Task brief:
Quote the listing below in full and exactly as written, but omit every picture.

Excerpted data:
_ _ _
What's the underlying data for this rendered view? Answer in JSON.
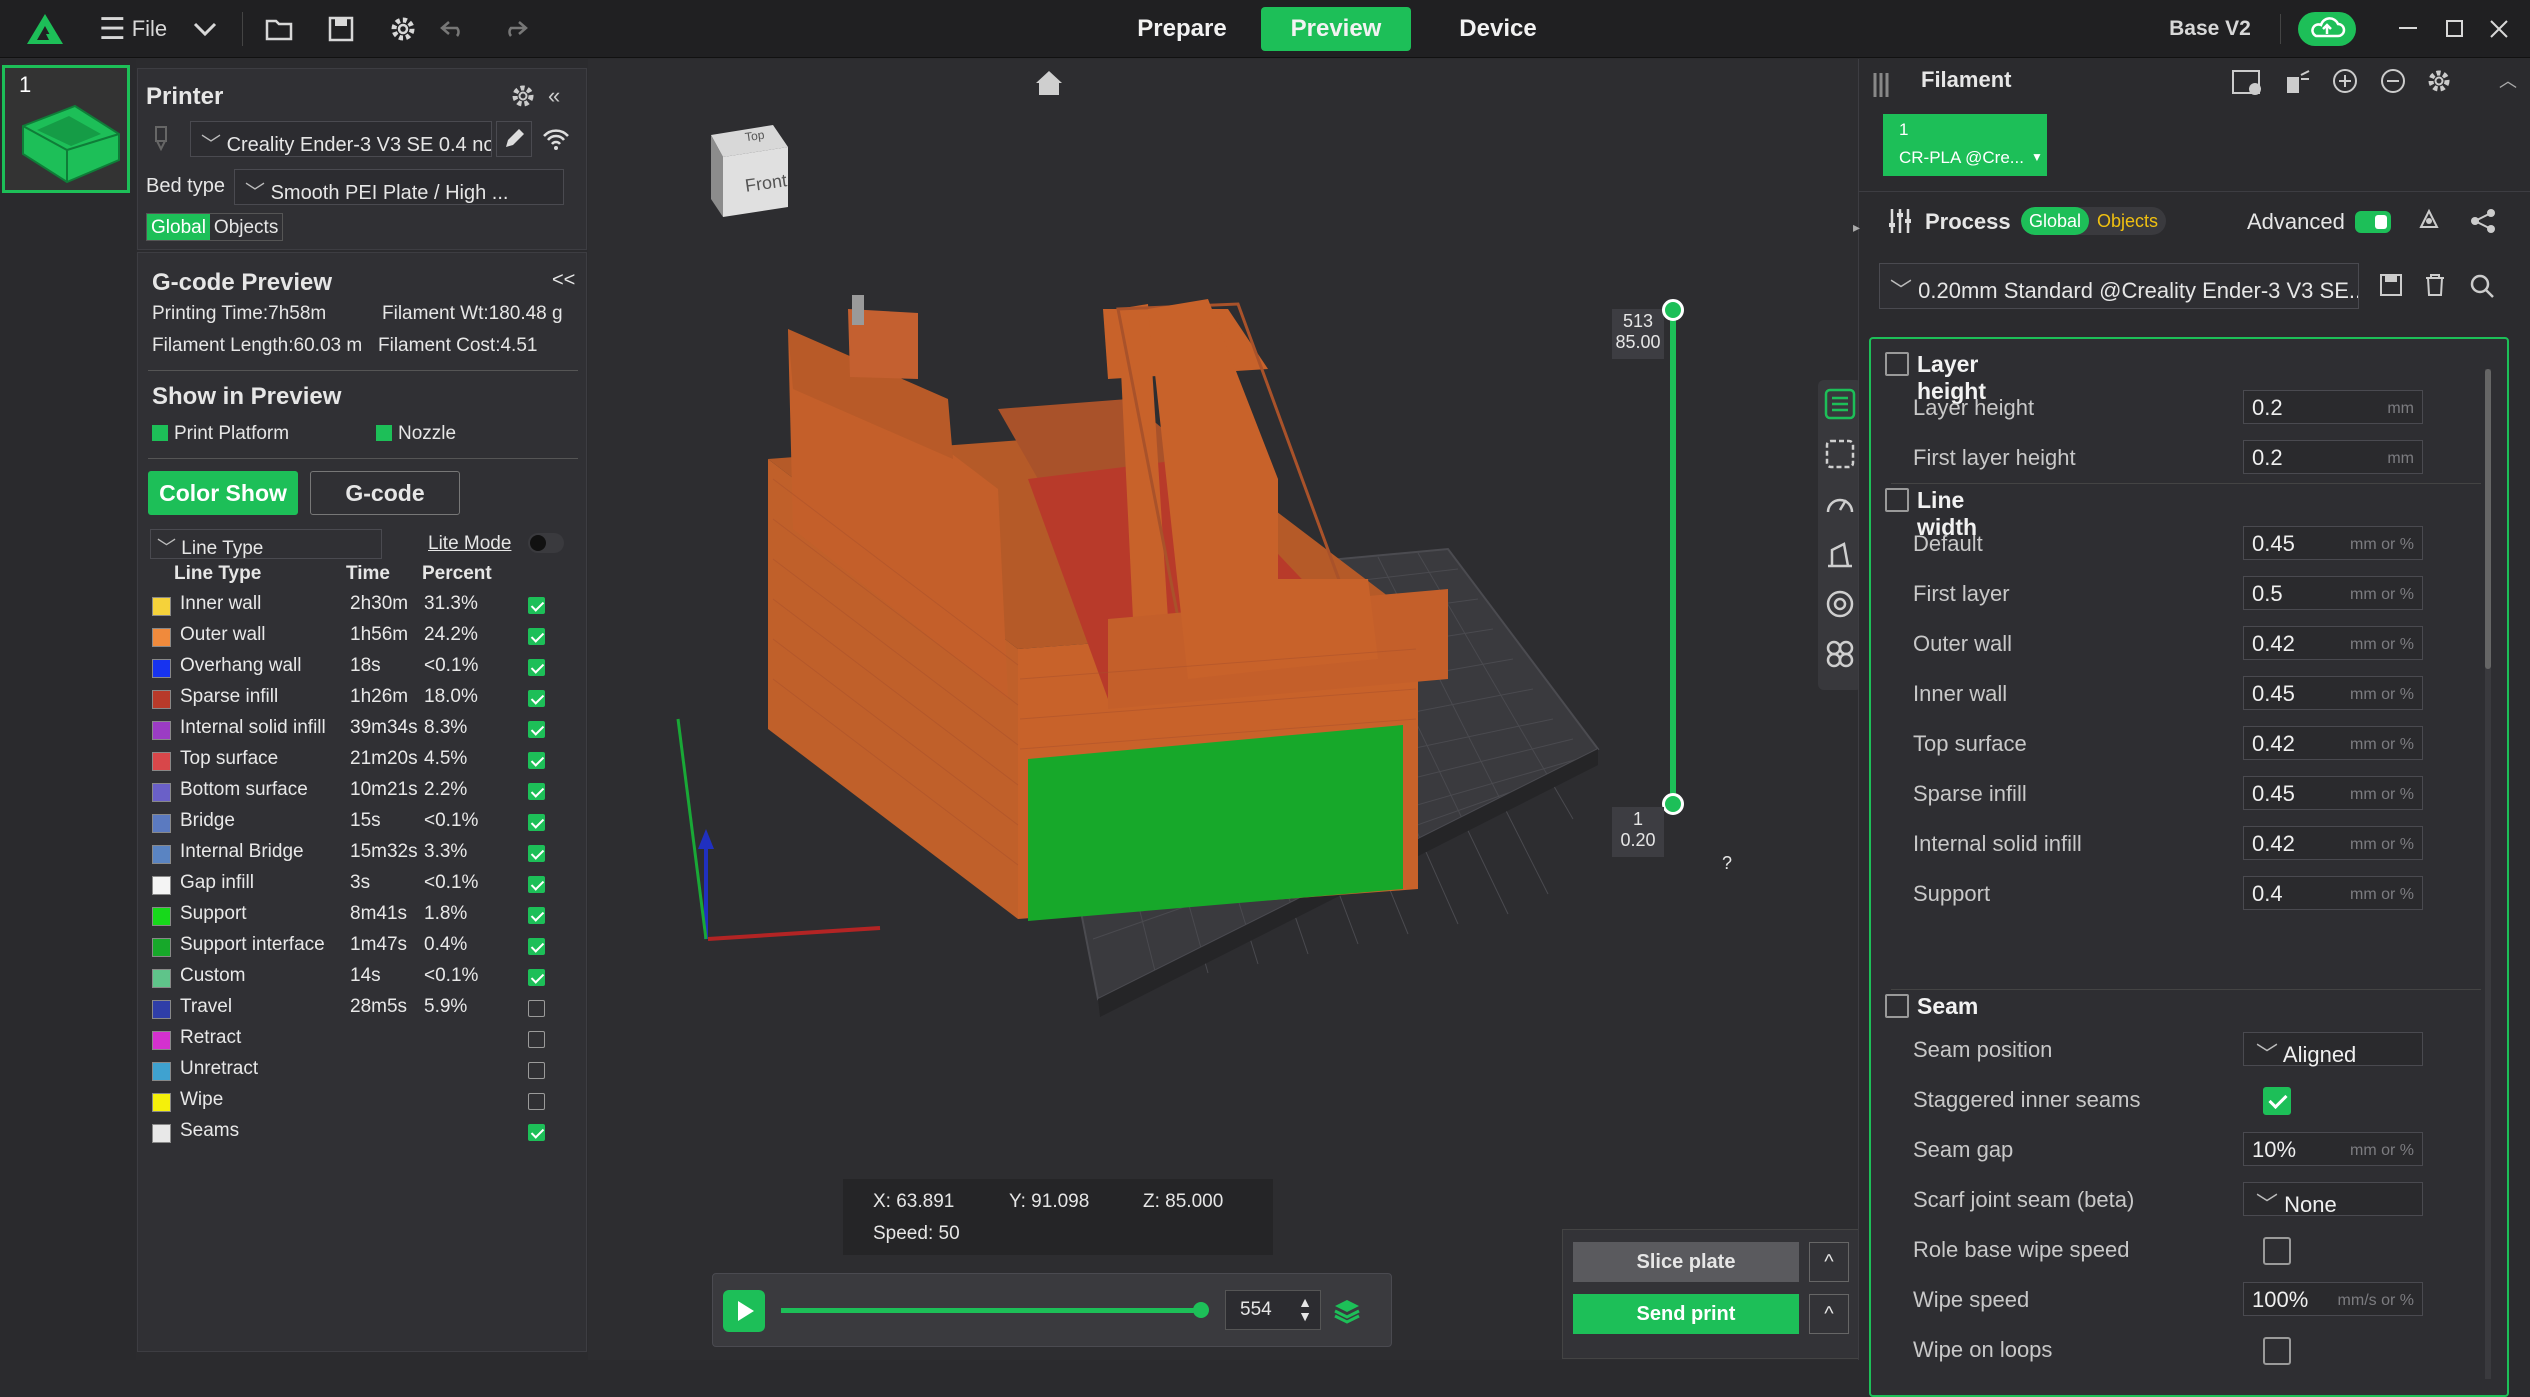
{
  "titlebar": {
    "file_label": "File",
    "tabs": [
      "Prepare",
      "Preview",
      "Device"
    ],
    "active_tab": "Preview",
    "printer_name": "Base V2"
  },
  "plate": {
    "number": "1"
  },
  "printer": {
    "title": "Printer",
    "selected": "Creality Ender-3 V3 SE 0.4 no",
    "bed_type_label": "Bed type",
    "bed_type_value": "Smooth PEI Plate / High ...",
    "scope_tabs": [
      "Global",
      "Objects"
    ]
  },
  "gcode": {
    "title": "G-code Preview",
    "collapse": "<<",
    "printing_time": "Printing Time:7h58m",
    "filament_wt": "Filament Wt:180.48 g",
    "filament_length": "Filament Length:60.03 m",
    "filament_cost": "Filament Cost:4.51",
    "show_title": "Show in Preview",
    "print_platform": "Print Platform",
    "nozzle": "Nozzle",
    "color_show": "Color Show",
    "gcode_btn": "G-code",
    "line_type_select": "Line Type",
    "lite_mode": "Lite Mode",
    "headers": [
      "Line Type",
      "Time",
      "Percent"
    ],
    "rows": [
      {
        "name": "Inner wall",
        "time": "2h30m",
        "percent": "31.3%",
        "color": "#f5d23a",
        "checked": true
      },
      {
        "name": "Outer wall",
        "time": "1h56m",
        "percent": "24.2%",
        "color": "#f08a3c",
        "checked": true
      },
      {
        "name": "Overhang wall",
        "time": "18s",
        "percent": "<0.1%",
        "color": "#1733f0",
        "checked": true
      },
      {
        "name": "Sparse infill",
        "time": "1h26m",
        "percent": "18.0%",
        "color": "#b83a2a",
        "checked": true
      },
      {
        "name": "Internal solid infill",
        "time": "39m34s",
        "percent": "8.3%",
        "color": "#9b3cc4",
        "checked": true
      },
      {
        "name": "Top surface",
        "time": "21m20s",
        "percent": "4.5%",
        "color": "#d8474a",
        "checked": true
      },
      {
        "name": "Bottom surface",
        "time": "10m21s",
        "percent": "2.2%",
        "color": "#6a60c8",
        "checked": true
      },
      {
        "name": "Bridge",
        "time": "15s",
        "percent": "<0.1%",
        "color": "#5b7ac0",
        "checked": true
      },
      {
        "name": "Internal Bridge",
        "time": "15m32s",
        "percent": "3.3%",
        "color": "#5a84c2",
        "checked": true
      },
      {
        "name": "Gap infill",
        "time": "3s",
        "percent": "<0.1%",
        "color": "#f4f4f4",
        "checked": true
      },
      {
        "name": "Support",
        "time": "8m41s",
        "percent": "1.8%",
        "color": "#17d81b",
        "checked": true
      },
      {
        "name": "Support interface",
        "time": "1m47s",
        "percent": "0.4%",
        "color": "#17a82a",
        "checked": true
      },
      {
        "name": "Custom",
        "time": "14s",
        "percent": "<0.1%",
        "color": "#5fc48a",
        "checked": true
      },
      {
        "name": "Travel",
        "time": "28m5s",
        "percent": "5.9%",
        "color": "#2f3ea8",
        "checked": false
      },
      {
        "name": "Retract",
        "time": "",
        "percent": "",
        "color": "#d431cf",
        "checked": false
      },
      {
        "name": "Unretract",
        "time": "",
        "percent": "",
        "color": "#3fa2d0",
        "checked": false
      },
      {
        "name": "Wipe",
        "time": "",
        "percent": "",
        "color": "#f5f00a",
        "checked": false
      },
      {
        "name": "Seams",
        "time": "",
        "percent": "",
        "color": "#e8e8e8",
        "checked": true
      }
    ]
  },
  "viewport": {
    "cube_top": "Top",
    "cube_front": "Front",
    "layer_top_number": "513",
    "layer_top_height": "85.00",
    "layer_bottom_number": "1",
    "layer_bottom_height": "0.20",
    "help": "?",
    "coords": {
      "x": "X: 63.891",
      "y": "Y: 91.098",
      "z": "Z: 85.000",
      "speed": "Speed: 50"
    },
    "move_value": "554",
    "move_progress_fraction": 1.0
  },
  "actions": {
    "slice_plate": "Slice plate",
    "send_print": "Send print",
    "caret": "^"
  },
  "filament": {
    "title": "Filament",
    "slot_number": "1",
    "slot_name": "CR-PLA @Cre..."
  },
  "process": {
    "title": "Process",
    "scope_tabs": [
      "Global",
      "Objects"
    ],
    "advanced_label": "Advanced",
    "preset": "0.20mm Standard @Creality Ender-3 V3 SE...",
    "sections": {
      "layer_height": "Layer height",
      "line_width": "Line width",
      "seam": "Seam"
    },
    "layer_height_rows": [
      {
        "label": "Layer height",
        "value": "0.2",
        "unit": "mm"
      },
      {
        "label": "First layer height",
        "value": "0.2",
        "unit": "mm"
      }
    ],
    "line_width_rows": [
      {
        "label": "Default",
        "value": "0.45",
        "unit": "mm or %"
      },
      {
        "label": "First layer",
        "value": "0.5",
        "unit": "mm or %"
      },
      {
        "label": "Outer wall",
        "value": "0.42",
        "unit": "mm or %"
      },
      {
        "label": "Inner wall",
        "value": "0.45",
        "unit": "mm or %"
      },
      {
        "label": "Top surface",
        "value": "0.42",
        "unit": "mm or %"
      },
      {
        "label": "Sparse infill",
        "value": "0.45",
        "unit": "mm or %"
      },
      {
        "label": "Internal solid infill",
        "value": "0.42",
        "unit": "mm or %"
      },
      {
        "label": "Support",
        "value": "0.4",
        "unit": "mm or %"
      }
    ],
    "seam_rows": {
      "seam_position": {
        "label": "Seam position",
        "value": "Aligned"
      },
      "staggered": {
        "label": "Staggered inner seams",
        "checked": true
      },
      "seam_gap": {
        "label": "Seam gap",
        "value": "10%",
        "unit": "mm or %"
      },
      "scarf": {
        "label": "Scarf joint seam (beta)",
        "value": "None"
      },
      "role_base": {
        "label": "Role base wipe speed",
        "checked": false
      },
      "wipe_speed": {
        "label": "Wipe speed",
        "value": "100%",
        "unit": "mm/s or %"
      },
      "wipe_loops": {
        "label": "Wipe on loops",
        "checked": false
      }
    }
  },
  "colors": {
    "accent": "#1dbf58",
    "object": "#c8622a",
    "support": "#17a82a",
    "top_surface": "#b83a2a"
  }
}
_ _ _
Task output:
What's the underlying data for this rendered view? Answer in JSON.
{
  "titlebar": {
    "file_label": "File",
    "tabs": [
      "Prepare",
      "Preview",
      "Device"
    ],
    "active_tab": "Preview",
    "printer_name": "Base V2"
  },
  "plate": {
    "number": "1"
  },
  "printer": {
    "title": "Printer",
    "selected": "Creality Ender-3 V3 SE 0.4 no",
    "bed_type_label": "Bed type",
    "bed_type_value": "Smooth PEI Plate / High ...",
    "scope_tabs": [
      "Global",
      "Objects"
    ]
  },
  "gcode": {
    "title": "G-code Preview",
    "collapse": "<<",
    "printing_time": "Printing Time:7h58m",
    "filament_wt": "Filament Wt:180.48 g",
    "filament_length": "Filament Length:60.03 m",
    "filament_cost": "Filament Cost:4.51",
    "show_title": "Show in Preview",
    "print_platform": "Print Platform",
    "nozzle": "Nozzle",
    "color_show": "Color Show",
    "gcode_btn": "G-code",
    "line_type_select": "Line Type",
    "lite_mode": "Lite Mode",
    "headers": [
      "Line Type",
      "Time",
      "Percent"
    ],
    "rows": [
      {
        "name": "Inner wall",
        "time": "2h30m",
        "percent": "31.3%",
        "color": "#f5d23a",
        "checked": true
      },
      {
        "name": "Outer wall",
        "time": "1h56m",
        "percent": "24.2%",
        "color": "#f08a3c",
        "checked": true
      },
      {
        "name": "Overhang wall",
        "time": "18s",
        "percent": "<0.1%",
        "color": "#1733f0",
        "checked": true
      },
      {
        "name": "Sparse infill",
        "time": "1h26m",
        "percent": "18.0%",
        "color": "#b83a2a",
        "checked": true
      },
      {
        "name": "Internal solid infill",
        "time": "39m34s",
        "percent": "8.3%",
        "color": "#9b3cc4",
        "checked": true
      },
      {
        "name": "Top surface",
        "time": "21m20s",
        "percent": "4.5%",
        "color": "#d8474a",
        "checked": true
      },
      {
        "name": "Bottom surface",
        "time": "10m21s",
        "percent": "2.2%",
        "color": "#6a60c8",
        "checked": true
      },
      {
        "name": "Bridge",
        "time": "15s",
        "percent": "<0.1%",
        "color": "#5b7ac0",
        "checked": true
      },
      {
        "name": "Internal Bridge",
        "time": "15m32s",
        "percent": "3.3%",
        "color": "#5a84c2",
        "checked": true
      },
      {
        "name": "Gap infill",
        "time": "3s",
        "percent": "<0.1%",
        "color": "#f4f4f4",
        "checked": true
      },
      {
        "name": "Support",
        "time": "8m41s",
        "percent": "1.8%",
        "color": "#17d81b",
        "checked": true
      },
      {
        "name": "Support interface",
        "time": "1m47s",
        "percent": "0.4%",
        "color": "#17a82a",
        "checked": true
      },
      {
        "name": "Custom",
        "time": "14s",
        "percent": "<0.1%",
        "color": "#5fc48a",
        "checked": true
      },
      {
        "name": "Travel",
        "time": "28m5s",
        "percent": "5.9%",
        "color": "#2f3ea8",
        "checked": false
      },
      {
        "name": "Retract",
        "time": "",
        "percent": "",
        "color": "#d431cf",
        "checked": false
      },
      {
        "name": "Unretract",
        "time": "",
        "percent": "",
        "color": "#3fa2d0",
        "checked": false
      },
      {
        "name": "Wipe",
        "time": "",
        "percent": "",
        "color": "#f5f00a",
        "checked": false
      },
      {
        "name": "Seams",
        "time": "",
        "percent": "",
        "color": "#e8e8e8",
        "checked": true
      }
    ]
  },
  "viewport": {
    "cube_top": "Top",
    "cube_front": "Front",
    "layer_top_number": "513",
    "layer_top_height": "85.00",
    "layer_bottom_number": "1",
    "layer_bottom_height": "0.20",
    "help": "?",
    "coords": {
      "x": "X: 63.891",
      "y": "Y: 91.098",
      "z": "Z: 85.000",
      "speed": "Speed: 50"
    },
    "move_value": "554",
    "move_progress_fraction": 1.0
  },
  "actions": {
    "slice_plate": "Slice plate",
    "send_print": "Send print",
    "caret": "^"
  },
  "filament": {
    "title": "Filament",
    "slot_number": "1",
    "slot_name": "CR-PLA @Cre..."
  },
  "process": {
    "title": "Process",
    "scope_tabs": [
      "Global",
      "Objects"
    ],
    "advanced_label": "Advanced",
    "preset": "0.20mm Standard @Creality Ender-3 V3 SE...",
    "sections": {
      "layer_height": "Layer height",
      "line_width": "Line width",
      "seam": "Seam"
    },
    "layer_height_rows": [
      {
        "label": "Layer height",
        "value": "0.2",
        "unit": "mm"
      },
      {
        "label": "First layer height",
        "value": "0.2",
        "unit": "mm"
      }
    ],
    "line_width_rows": [
      {
        "label": "Default",
        "value": "0.45",
        "unit": "mm or %"
      },
      {
        "label": "First layer",
        "value": "0.5",
        "unit": "mm or %"
      },
      {
        "label": "Outer wall",
        "value": "0.42",
        "unit": "mm or %"
      },
      {
        "label": "Inner wall",
        "value": "0.45",
        "unit": "mm or %"
      },
      {
        "label": "Top surface",
        "value": "0.42",
        "unit": "mm or %"
      },
      {
        "label": "Sparse infill",
        "value": "0.45",
        "unit": "mm or %"
      },
      {
        "label": "Internal solid infill",
        "value": "0.42",
        "unit": "mm or %"
      },
      {
        "label": "Support",
        "value": "0.4",
        "unit": "mm or %"
      }
    ],
    "seam_rows": {
      "seam_position": {
        "label": "Seam position",
        "value": "Aligned"
      },
      "staggered": {
        "label": "Staggered inner seams",
        "checked": true
      },
      "seam_gap": {
        "label": "Seam gap",
        "value": "10%",
        "unit": "mm or %"
      },
      "scarf": {
        "label": "Scarf joint seam (beta)",
        "value": "None"
      },
      "role_base": {
        "label": "Role base wipe speed",
        "checked": false
      },
      "wipe_speed": {
        "label": "Wipe speed",
        "value": "100%",
        "unit": "mm/s or %"
      },
      "wipe_loops": {
        "label": "Wipe on loops",
        "checked": false
      }
    }
  },
  "colors": {
    "accent": "#1dbf58",
    "object": "#c8622a",
    "support": "#17a82a",
    "top_surface": "#b83a2a"
  }
}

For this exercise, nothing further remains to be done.